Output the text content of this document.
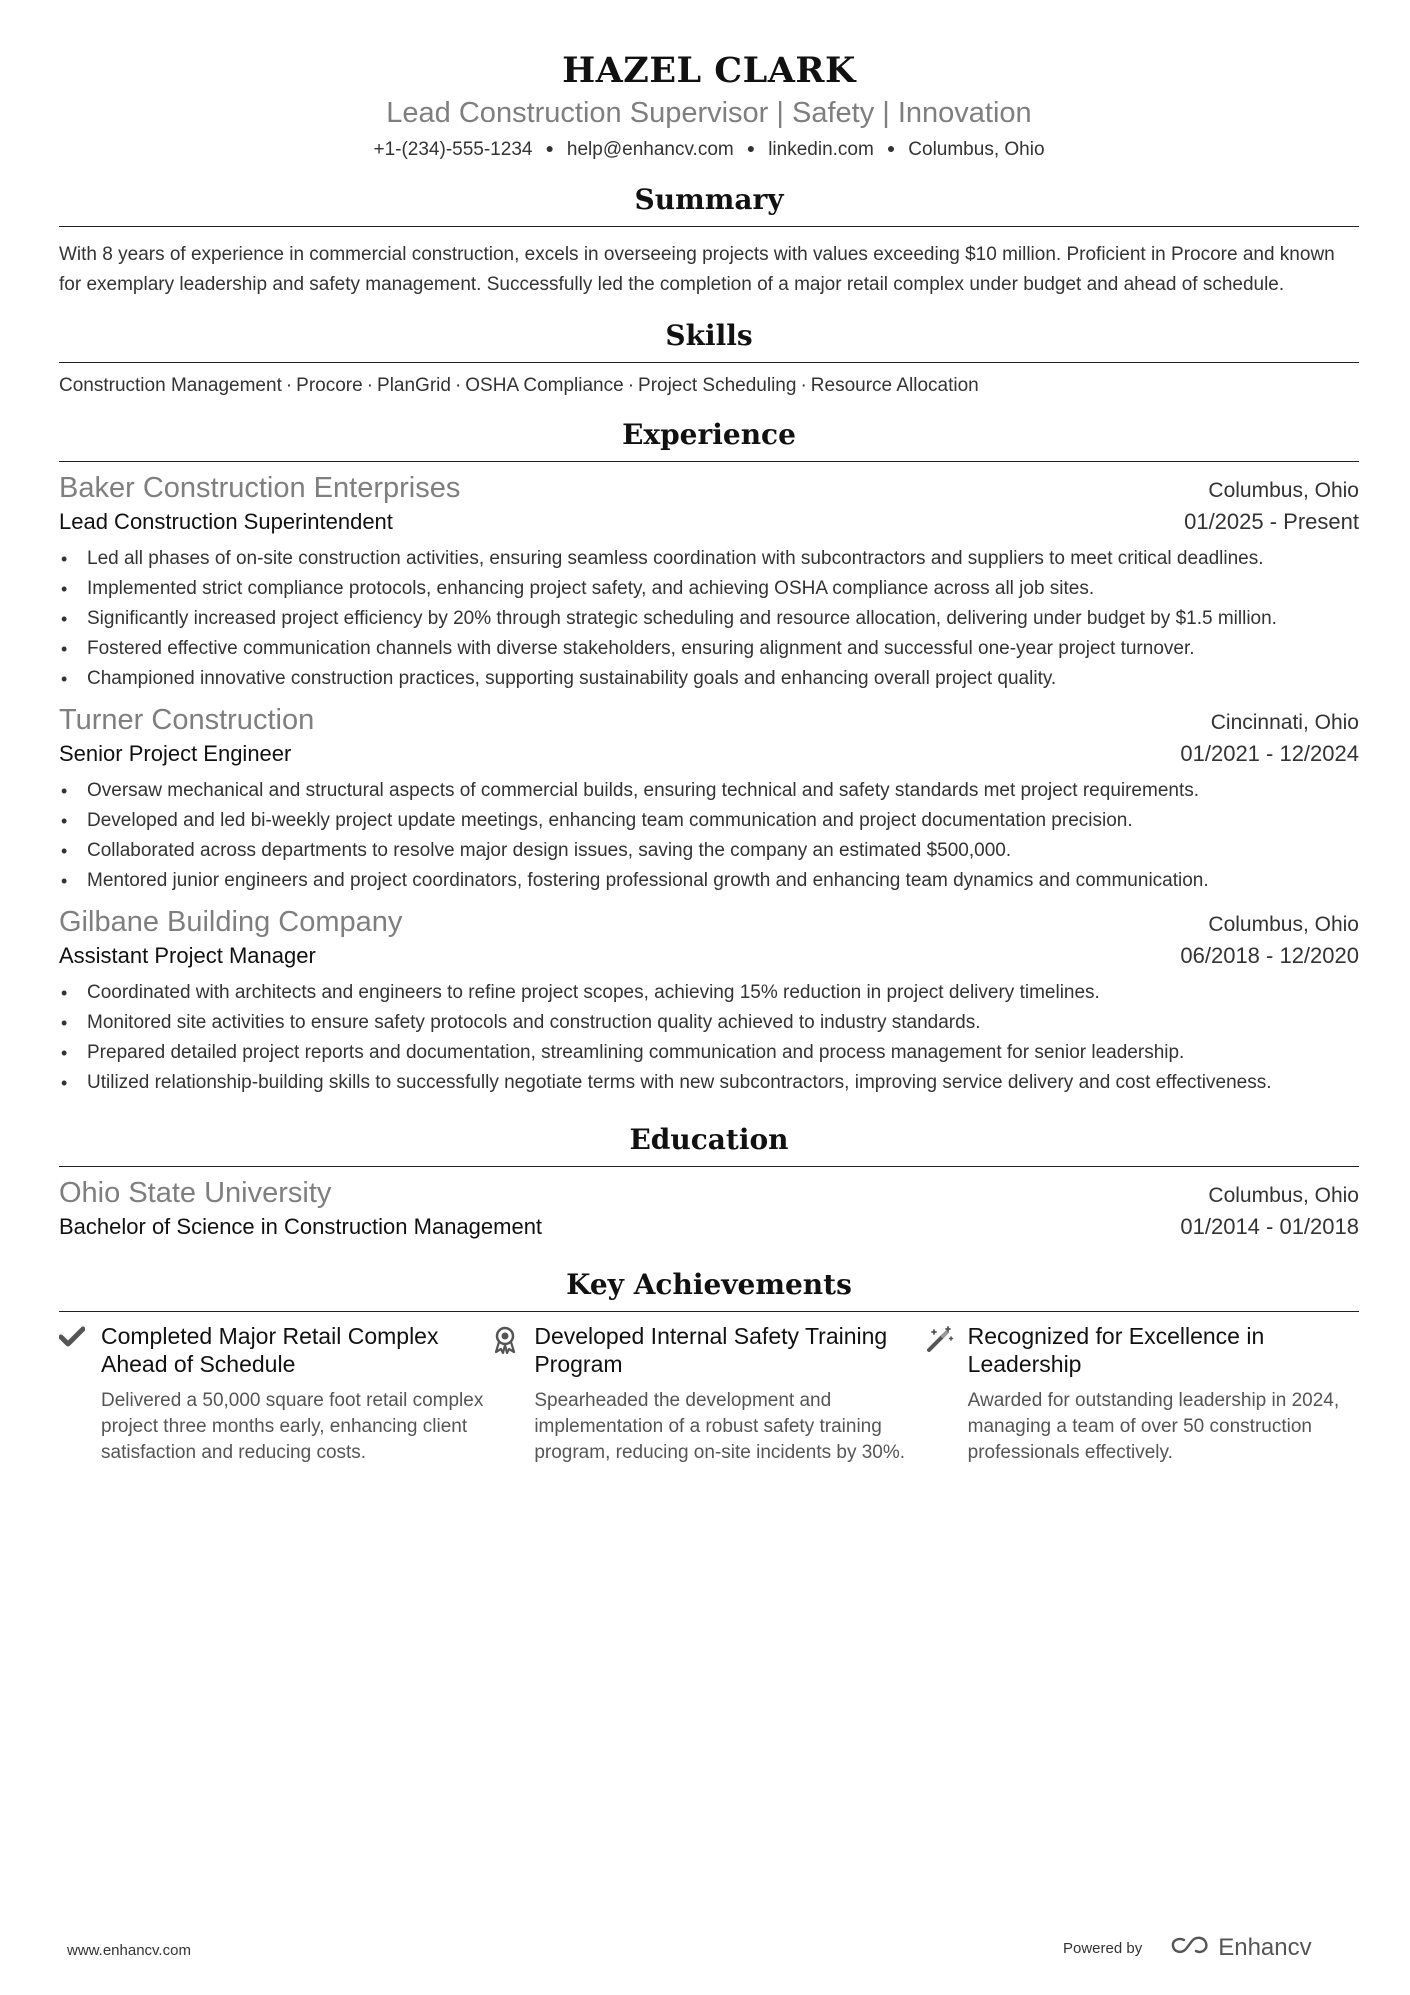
HAZEL CLARK
Lead Construction Supervisor | Safety | Innovation
+1-(234)-555-1234 ● help@enhancv.com ● linkedin.com ● Columbus, Ohio
Summary
With 8 years of experience in commercial construction, excels in overseeing projects with values exceeding $10 million. Proficient in Procore and known for exemplary leadership and safety management. Successfully led the completion of a major retail complex under budget and ahead of schedule.
Skills
Construction Management · Procore · PlanGrid · OSHA Compliance · Project Scheduling · Resource Allocation
Experience
Baker Construction Enterprises	Columbus, Ohio
Lead Construction Superintendent	01/2025 - Present
• Led all phases of on-site construction activities, ensuring seamless coordination with subcontractors and suppliers to meet critical deadlines.
• Implemented strict compliance protocols, enhancing project safety, and achieving OSHA compliance across all job sites.
• Significantly increased project efficiency by 20% through strategic scheduling and resource allocation, delivering under budget by $1.5 million.
• Fostered effective communication channels with diverse stakeholders, ensuring alignment and successful one-year project turnover.
• Championed innovative construction practices, supporting sustainability goals and enhancing overall project quality.
Turner Construction	Cincinnati, Ohio
Senior Project Engineer	01/2021 - 12/2024
• Oversaw mechanical and structural aspects of commercial builds, ensuring technical and safety standards met project requirements.
• Developed and led bi-weekly project update meetings, enhancing team communication and project documentation precision.
• Collaborated across departments to resolve major design issues, saving the company an estimated $500,000.
• Mentored junior engineers and project coordinators, fostering professional growth and enhancing team dynamics and communication.
Gilbane Building Company	Columbus, Ohio
Assistant Project Manager	06/2018 - 12/2020
• Coordinated with architects and engineers to refine project scopes, achieving 15% reduction in project delivery timelines.
• Monitored site activities to ensure safety protocols and construction quality achieved to industry standards.
• Prepared detailed project reports and documentation, streamlining communication and process management for senior leadership.
• Utilized relationship-building skills to successfully negotiate terms with new subcontractors, improving service delivery and cost effectiveness.
Education
Ohio State University	Columbus, Ohio
Bachelor of Science in Construction Management	01/2014 - 01/2018
Key Achievements
Completed Major Retail Complex Ahead of Schedule
Delivered a 50,000 square foot retail complex project three months early, enhancing client satisfaction and reducing costs.
Developed Internal Safety Training Program
Spearheaded the development and implementation of a robust safety training program, reducing on-site incidents by 30%.
Recognized for Excellence in Leadership
Awarded for outstanding leadership in 2024, managing a team of over 50 construction professionals effectively.
www.enhancv.com	Powered by	Enhancv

|---|

## [AIM OF THE EXERCISE]
Give only the number of lines in the material above that hold the word "Columbus".

## [TASK RESULT]
4